■ What you will do: Note how many lines hold "this" and report that number by itself.

■ Exercise material:
#####

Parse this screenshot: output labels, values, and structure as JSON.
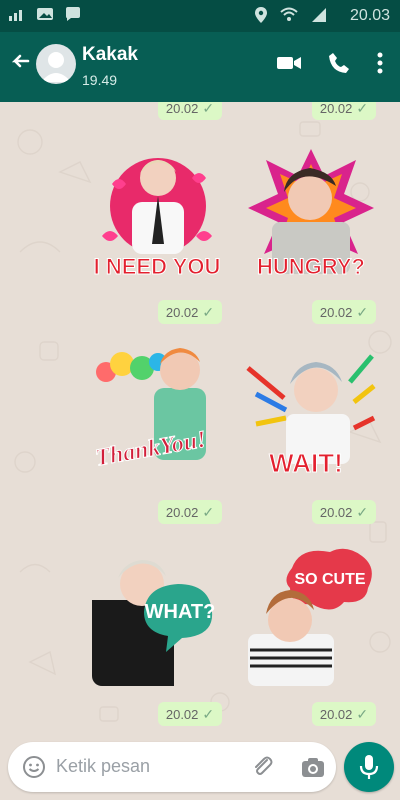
{
  "status_bar": {
    "time": "20.03",
    "icons": [
      "signal-icon",
      "image-icon",
      "chat-bubble-icon",
      "location-icon",
      "wifi-icon",
      "cellular-signal-icon"
    ]
  },
  "header": {
    "contact_name": "Kakak",
    "subtitle": "19.49",
    "icons": {
      "back": "back-arrow-icon",
      "video": "video-call-icon",
      "call": "phone-icon",
      "menu": "more-vert-icon"
    }
  },
  "messages": [
    {
      "id": "m0",
      "time": "20.02",
      "status": "sent",
      "sticker_text": ""
    },
    {
      "id": "m1",
      "time": "20.02",
      "status": "sent",
      "sticker_text": ""
    },
    {
      "id": "s1",
      "time": "20.02",
      "status": "sent",
      "sticker_text": "I NEED YOU"
    },
    {
      "id": "s2",
      "time": "20.02",
      "status": "sent",
      "sticker_text": "HUNGRY?"
    },
    {
      "id": "s3",
      "time": "20.02",
      "status": "sent",
      "sticker_text": "ThankYou!"
    },
    {
      "id": "s4",
      "time": "20.02",
      "status": "sent",
      "sticker_text": "WAIT!"
    },
    {
      "id": "s5",
      "time": "20.02",
      "status": "sent",
      "sticker_text": "WHAT?"
    },
    {
      "id": "s6",
      "time": "20.02",
      "status": "sent",
      "sticker_text": "SO CUTE"
    }
  ],
  "composer": {
    "placeholder": "Ketik pesan",
    "icons": {
      "emoji": "emoji-icon",
      "attach": "paperclip-icon",
      "camera": "camera-icon",
      "mic": "microphone-icon"
    }
  },
  "colors": {
    "header": "#075e54",
    "status_bar": "#054d44",
    "outgoing_bubble": "#dcf8c6",
    "fab": "#00897b",
    "chat_bg": "#e7ded6"
  }
}
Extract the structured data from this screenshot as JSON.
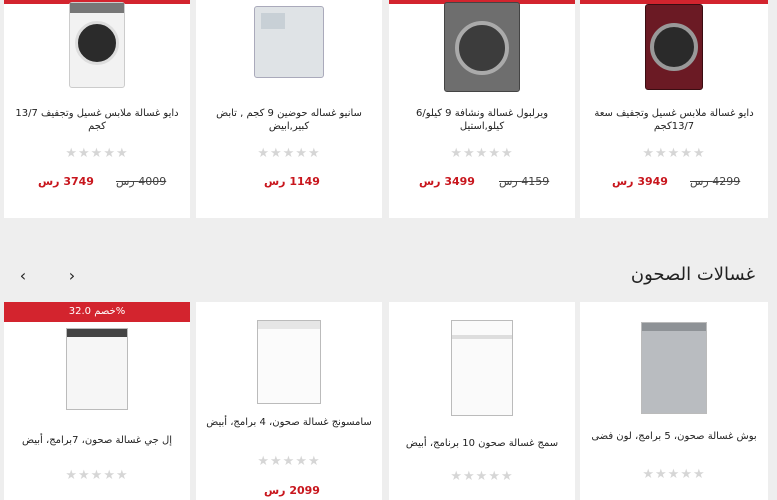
{
  "washers": [
    {
      "name": "دايو غسالة ملابس غسيل وتجفيف سعة 13/7كجم",
      "price": "3949 رس",
      "old": "4299 رس",
      "stars": "★★★★★"
    },
    {
      "name": "ويرلبول غسالة ونشافة 9 كيلو/6 كيلو,استيل",
      "price": "3499 رس",
      "old": "4159 رس",
      "stars": "★★★★★"
    },
    {
      "name": "سانيو غساله حوضين 9 كجم , تابض كبير,ابيض",
      "price": "1149 رس",
      "old": "",
      "stars": "★★★★★"
    },
    {
      "name": "دايو غسالة ملابس غسيل وتجفيف 13/7 كجم",
      "price": "3749 رس",
      "old": "4009 رس",
      "stars": "★★★★★"
    }
  ],
  "section": {
    "title": "غسالات الصحون",
    "prev": "›",
    "next": "‹"
  },
  "dishwashers": [
    {
      "name": "بوش غسالة صحون، 5 برامج، لون فضى",
      "price": "",
      "old": "",
      "stars": "★★★★★",
      "badge": ""
    },
    {
      "name": "سمج غسالة صحون 10 برنامج، أبيض",
      "price": "",
      "old": "",
      "stars": "★★★★★",
      "badge": ""
    },
    {
      "name": "سامسونج غسالة صحون، 4 برامج، أبيض",
      "price": "2099 رس",
      "old": "",
      "stars": "★★★★★",
      "badge": ""
    },
    {
      "name": "إل جي غسالة صحون، 7برامج، أبيض",
      "price": "",
      "old": "",
      "stars": "★★★★★",
      "badge": "خصم 32.0%"
    }
  ]
}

#####

■ Exercise response: 2